**STATED EXERCISE:**
Report every line from the material that contains the word "Services".

**THE RECORDS:**
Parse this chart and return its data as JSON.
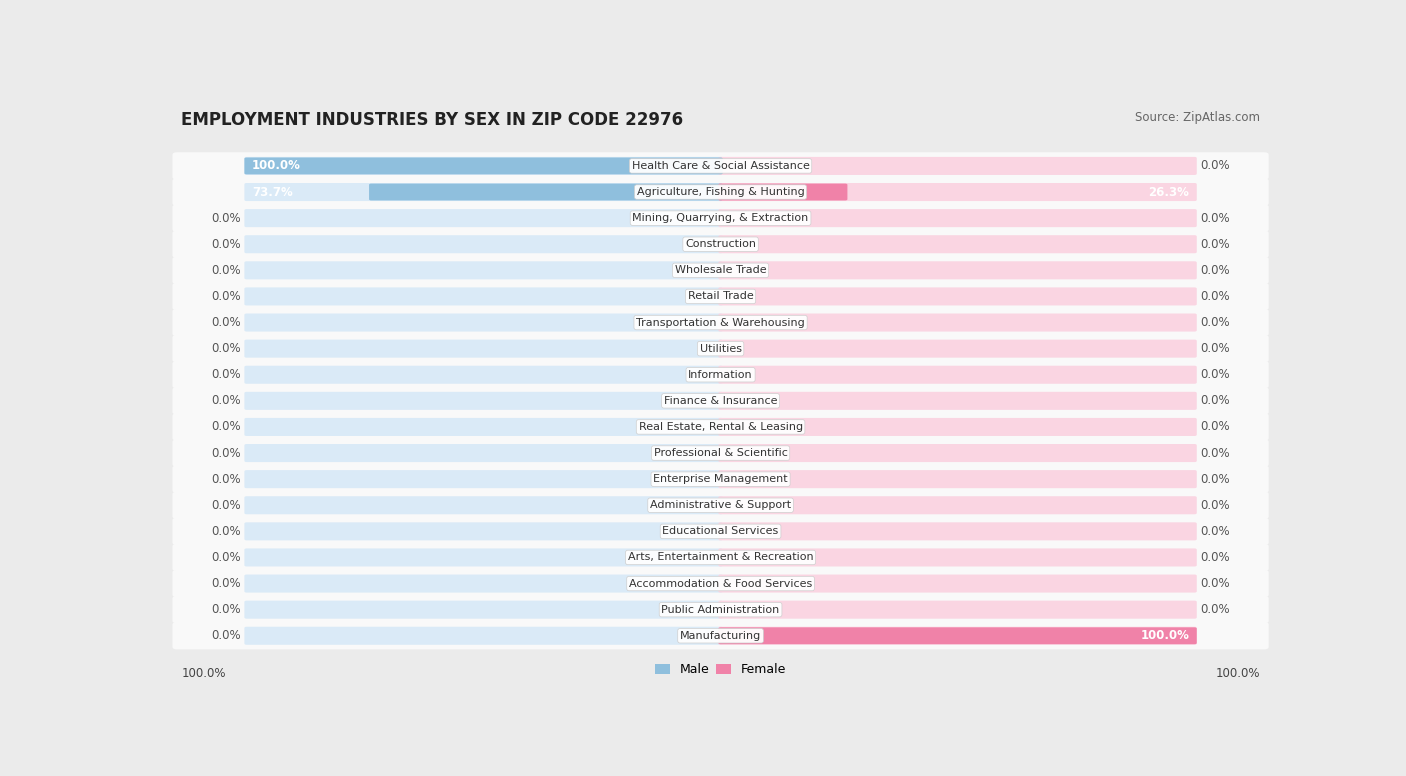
{
  "title": "EMPLOYMENT INDUSTRIES BY SEX IN ZIP CODE 22976",
  "source": "Source: ZipAtlas.com",
  "industries": [
    "Health Care & Social Assistance",
    "Agriculture, Fishing & Hunting",
    "Mining, Quarrying, & Extraction",
    "Construction",
    "Wholesale Trade",
    "Retail Trade",
    "Transportation & Warehousing",
    "Utilities",
    "Information",
    "Finance & Insurance",
    "Real Estate, Rental & Leasing",
    "Professional & Scientific",
    "Enterprise Management",
    "Administrative & Support",
    "Educational Services",
    "Arts, Entertainment & Recreation",
    "Accommodation & Food Services",
    "Public Administration",
    "Manufacturing"
  ],
  "male_pct": [
    100.0,
    73.7,
    0.0,
    0.0,
    0.0,
    0.0,
    0.0,
    0.0,
    0.0,
    0.0,
    0.0,
    0.0,
    0.0,
    0.0,
    0.0,
    0.0,
    0.0,
    0.0,
    0.0
  ],
  "female_pct": [
    0.0,
    26.3,
    0.0,
    0.0,
    0.0,
    0.0,
    0.0,
    0.0,
    0.0,
    0.0,
    0.0,
    0.0,
    0.0,
    0.0,
    0.0,
    0.0,
    0.0,
    0.0,
    100.0
  ],
  "male_color": "#8fbfdd",
  "female_color": "#f082a8",
  "bg_color": "#ebebeb",
  "row_bg": "#f9f9f9",
  "bar_bg_male": "#daeaf7",
  "bar_bg_female": "#fad5e2",
  "title_fontsize": 12,
  "source_fontsize": 8.5,
  "label_fontsize": 8.5,
  "industry_fontsize": 8.0,
  "legend_fontsize": 9
}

**TASK SOLUTION:**
    "Educational Services",
    "Accommodation & Food Services",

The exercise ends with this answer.